## start Raw records
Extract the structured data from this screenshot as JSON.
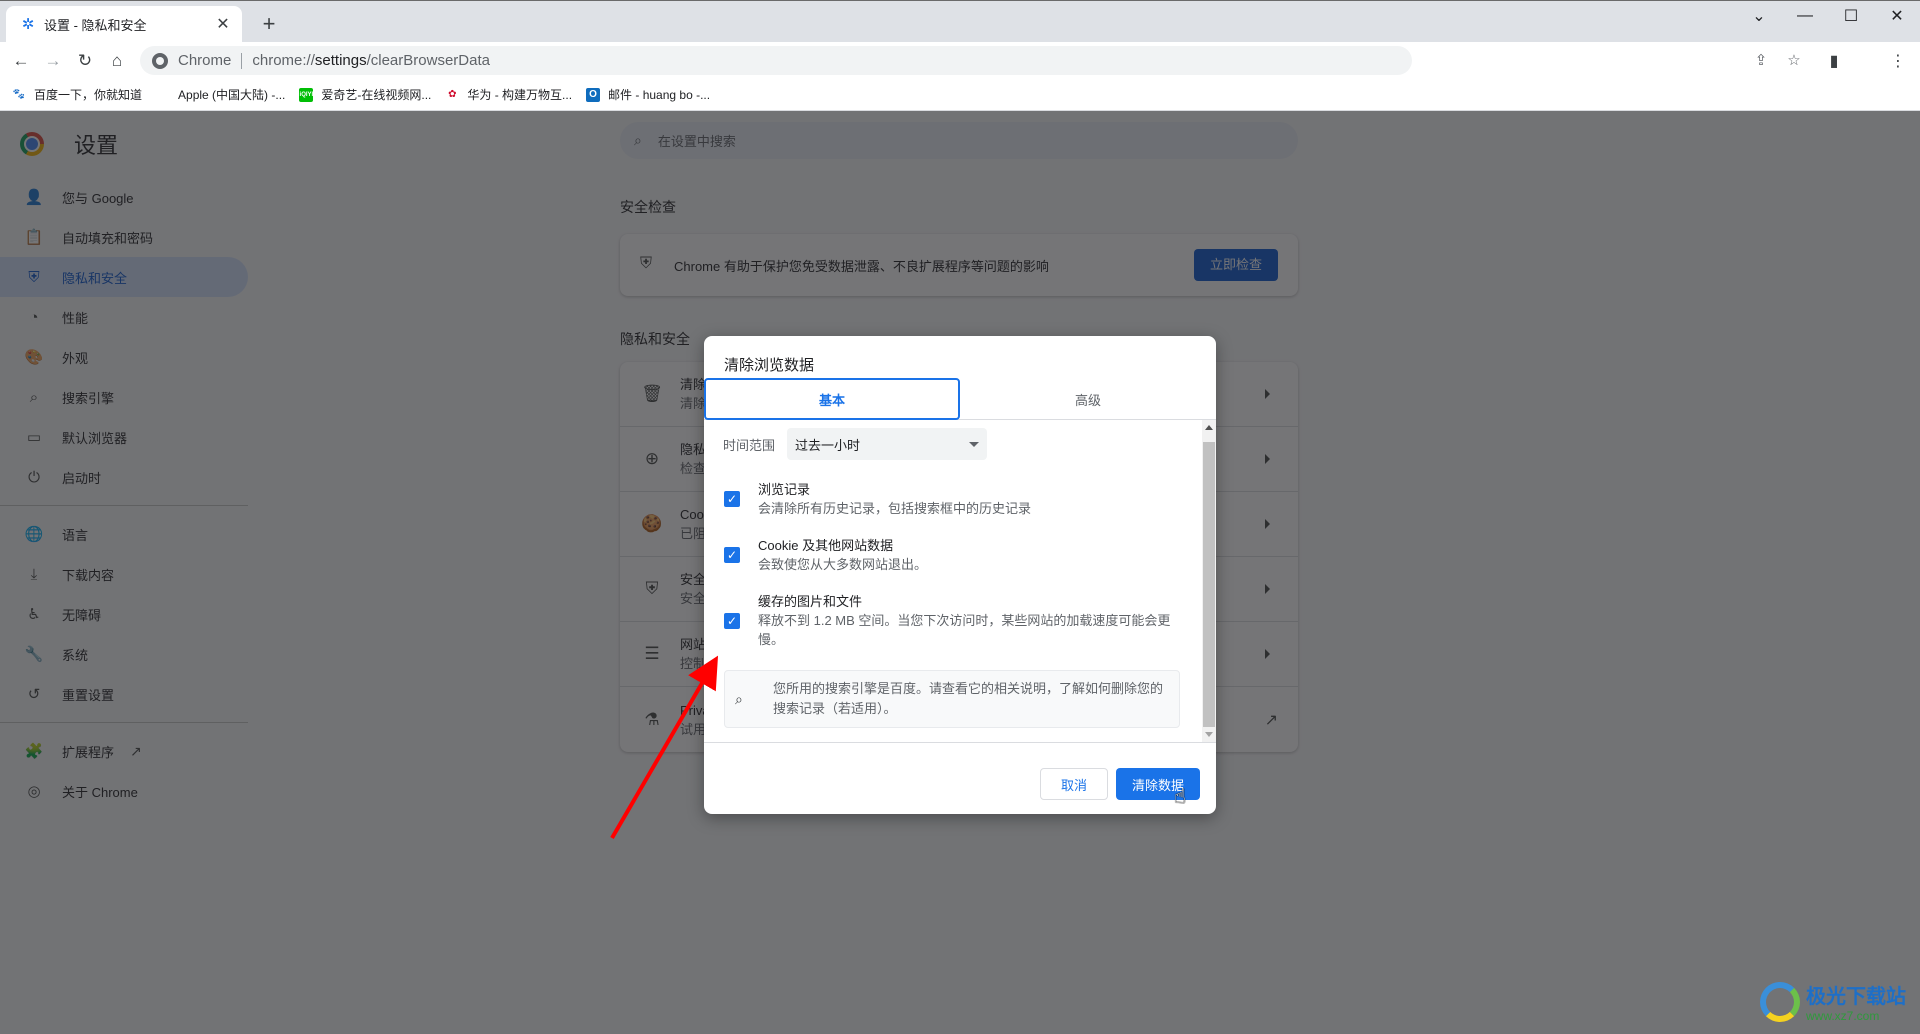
{
  "browser": {
    "tab": {
      "icon": "gear-icon",
      "title": "设置 - 隐私和安全"
    },
    "new_tab": "+",
    "window_controls": {
      "tab_search": "⌄",
      "minimize": "—",
      "maximize": "☐",
      "close": "✕"
    },
    "omnibox": {
      "site_name": "Chrome",
      "url_prefix": "chrome://",
      "url_host": "settings",
      "url_path": "/clearBrowserData"
    },
    "bookmarks": [
      {
        "icon": "baidu-icon",
        "label": "百度一下，你就知道",
        "color": "#2932e1"
      },
      {
        "icon": "apple-icon",
        "label": "Apple (中国大陆) -...",
        "color": "#555555"
      },
      {
        "icon": "iqiyi-icon",
        "label": "爱奇艺-在线视频网...",
        "color": "#00be06"
      },
      {
        "icon": "huawei-icon",
        "label": "华为 - 构建万物互...",
        "color": "#cf0a2c"
      },
      {
        "icon": "outlook-icon",
        "label": "邮件 - huang bo -...",
        "color": "#0f6cbd"
      }
    ]
  },
  "settings": {
    "title": "设置",
    "search_placeholder": "在设置中搜索",
    "nav_main": [
      {
        "icon": "person-icon",
        "label": "您与 Google",
        "active": false
      },
      {
        "icon": "clipboard-icon",
        "label": "自动填充和密码",
        "active": false
      },
      {
        "icon": "shield-icon",
        "label": "隐私和安全",
        "active": true
      },
      {
        "icon": "speedometer-icon",
        "label": "性能",
        "active": false
      },
      {
        "icon": "palette-icon",
        "label": "外观",
        "active": false
      },
      {
        "icon": "search-icon",
        "label": "搜索引擎",
        "active": false
      },
      {
        "icon": "browser-window-icon",
        "label": "默认浏览器",
        "active": false
      },
      {
        "icon": "power-icon",
        "label": "启动时",
        "active": false
      }
    ],
    "nav_advanced": [
      {
        "icon": "globe-icon",
        "label": "语言"
      },
      {
        "icon": "download-icon",
        "label": "下载内容"
      },
      {
        "icon": "accessibility-icon",
        "label": "无障碍"
      },
      {
        "icon": "wrench-icon",
        "label": "系统"
      },
      {
        "icon": "history-icon",
        "label": "重置设置"
      }
    ],
    "nav_extra": [
      {
        "icon": "puzzle-icon",
        "label": "扩展程序",
        "external": true
      },
      {
        "icon": "chrome-icon",
        "label": "关于 Chrome",
        "external": false
      }
    ],
    "safety_check": {
      "heading": "安全检查",
      "text": "Chrome 有助于保护您免受数据泄露、不良扩展程序等问题的影响",
      "button": "立即检查"
    },
    "privacy": {
      "heading": "隐私和安全",
      "rows": [
        {
          "icon": "trash-icon",
          "title": "清除",
          "sub": "清除"
        },
        {
          "icon": "privacy-guide-icon",
          "title": "隐私",
          "sub": "检查"
        },
        {
          "icon": "cookie-icon",
          "title": "Cook",
          "sub": "已阻"
        },
        {
          "icon": "security-shield-icon",
          "title": "安全",
          "sub": "安全"
        },
        {
          "icon": "tune-icon",
          "title": "网站",
          "sub": "控制"
        },
        {
          "icon": "flask-icon",
          "title": "Priva",
          "sub": "试用"
        }
      ]
    }
  },
  "dialog": {
    "title": "清除浏览数据",
    "tabs": [
      {
        "label": "基本",
        "active": true
      },
      {
        "label": "高级",
        "active": false
      }
    ],
    "time_range_label": "时间范围",
    "time_range_value": "过去一小时",
    "options": [
      {
        "title": "浏览记录",
        "sub": "会清除所有历史记录，包括搜索框中的历史记录",
        "checked": true
      },
      {
        "title": "Cookie 及其他网站数据",
        "sub": "会致使您从大多数网站退出。",
        "checked": true
      },
      {
        "title": "缓存的图片和文件",
        "sub": "释放不到 1.2 MB 空间。当您下次访问时，某些网站的加载速度可能会更慢。",
        "checked": true
      }
    ],
    "search_engine_note": "您所用的搜索引擎是百度。请查看它的相关说明，了解如何删除您的搜索记录（若适用）。",
    "cancel_button": "取消",
    "clear_button": "清除数据"
  },
  "watermark": {
    "name": "极光下载站",
    "url": "www.xz7.com"
  },
  "colors": {
    "accent": "#1a73e8",
    "annotation_arrow": "#ff0000"
  }
}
## end Raw records
[Task to carry out]: Omit every picture while copying the listing above exactly.

[The response]:
Extract the structured data from this screenshot as JSON.
{
  "browser": {
    "tab": {
      "icon": "gear-icon",
      "title": "设置 - 隐私和安全"
    },
    "new_tab": "+",
    "window_controls": {
      "tab_search": "⌄",
      "minimize": "—",
      "maximize": "☐",
      "close": "✕"
    },
    "omnibox": {
      "site_name": "Chrome",
      "url_prefix": "chrome://",
      "url_host": "settings",
      "url_path": "/clearBrowserData"
    },
    "bookmarks": [
      {
        "icon": "baidu-icon",
        "label": "百度一下，你就知道",
        "color": "#2932e1"
      },
      {
        "icon": "apple-icon",
        "label": "Apple (中国大陆) -...",
        "color": "#555555"
      },
      {
        "icon": "iqiyi-icon",
        "label": "爱奇艺-在线视频网...",
        "color": "#00be06"
      },
      {
        "icon": "huawei-icon",
        "label": "华为 - 构建万物互...",
        "color": "#cf0a2c"
      },
      {
        "icon": "outlook-icon",
        "label": "邮件 - huang bo -...",
        "color": "#0f6cbd"
      }
    ]
  },
  "settings": {
    "title": "设置",
    "search_placeholder": "在设置中搜索",
    "nav_main": [
      {
        "icon": "person-icon",
        "label": "您与 Google",
        "active": false
      },
      {
        "icon": "clipboard-icon",
        "label": "自动填充和密码",
        "active": false
      },
      {
        "icon": "shield-icon",
        "label": "隐私和安全",
        "active": true
      },
      {
        "icon": "speedometer-icon",
        "label": "性能",
        "active": false
      },
      {
        "icon": "palette-icon",
        "label": "外观",
        "active": false
      },
      {
        "icon": "search-icon",
        "label": "搜索引擎",
        "active": false
      },
      {
        "icon": "browser-window-icon",
        "label": "默认浏览器",
        "active": false
      },
      {
        "icon": "power-icon",
        "label": "启动时",
        "active": false
      }
    ],
    "nav_advanced": [
      {
        "icon": "globe-icon",
        "label": "语言"
      },
      {
        "icon": "download-icon",
        "label": "下载内容"
      },
      {
        "icon": "accessibility-icon",
        "label": "无障碍"
      },
      {
        "icon": "wrench-icon",
        "label": "系统"
      },
      {
        "icon": "history-icon",
        "label": "重置设置"
      }
    ],
    "nav_extra": [
      {
        "icon": "puzzle-icon",
        "label": "扩展程序",
        "external": true
      },
      {
        "icon": "chrome-icon",
        "label": "关于 Chrome",
        "external": false
      }
    ],
    "safety_check": {
      "heading": "安全检查",
      "text": "Chrome 有助于保护您免受数据泄露、不良扩展程序等问题的影响",
      "button": "立即检查"
    },
    "privacy": {
      "heading": "隐私和安全",
      "rows": [
        {
          "icon": "trash-icon",
          "title": "清除",
          "sub": "清除"
        },
        {
          "icon": "privacy-guide-icon",
          "title": "隐私",
          "sub": "检查"
        },
        {
          "icon": "cookie-icon",
          "title": "Cook",
          "sub": "已阻"
        },
        {
          "icon": "security-shield-icon",
          "title": "安全",
          "sub": "安全"
        },
        {
          "icon": "tune-icon",
          "title": "网站",
          "sub": "控制"
        },
        {
          "icon": "flask-icon",
          "title": "Priva",
          "sub": "试用"
        }
      ]
    }
  },
  "dialog": {
    "title": "清除浏览数据",
    "tabs": [
      {
        "label": "基本",
        "active": true
      },
      {
        "label": "高级",
        "active": false
      }
    ],
    "time_range_label": "时间范围",
    "time_range_value": "过去一小时",
    "options": [
      {
        "title": "浏览记录",
        "sub": "会清除所有历史记录，包括搜索框中的历史记录",
        "checked": true
      },
      {
        "title": "Cookie 及其他网站数据",
        "sub": "会致使您从大多数网站退出。",
        "checked": true
      },
      {
        "title": "缓存的图片和文件",
        "sub": "释放不到 1.2 MB 空间。当您下次访问时，某些网站的加载速度可能会更慢。",
        "checked": true
      }
    ],
    "search_engine_note": "您所用的搜索引擎是百度。请查看它的相关说明，了解如何删除您的搜索记录（若适用）。",
    "cancel_button": "取消",
    "clear_button": "清除数据"
  },
  "watermark": {
    "name": "极光下载站",
    "url": "www.xz7.com"
  },
  "colors": {
    "accent": "#1a73e8",
    "annotation_arrow": "#ff0000"
  }
}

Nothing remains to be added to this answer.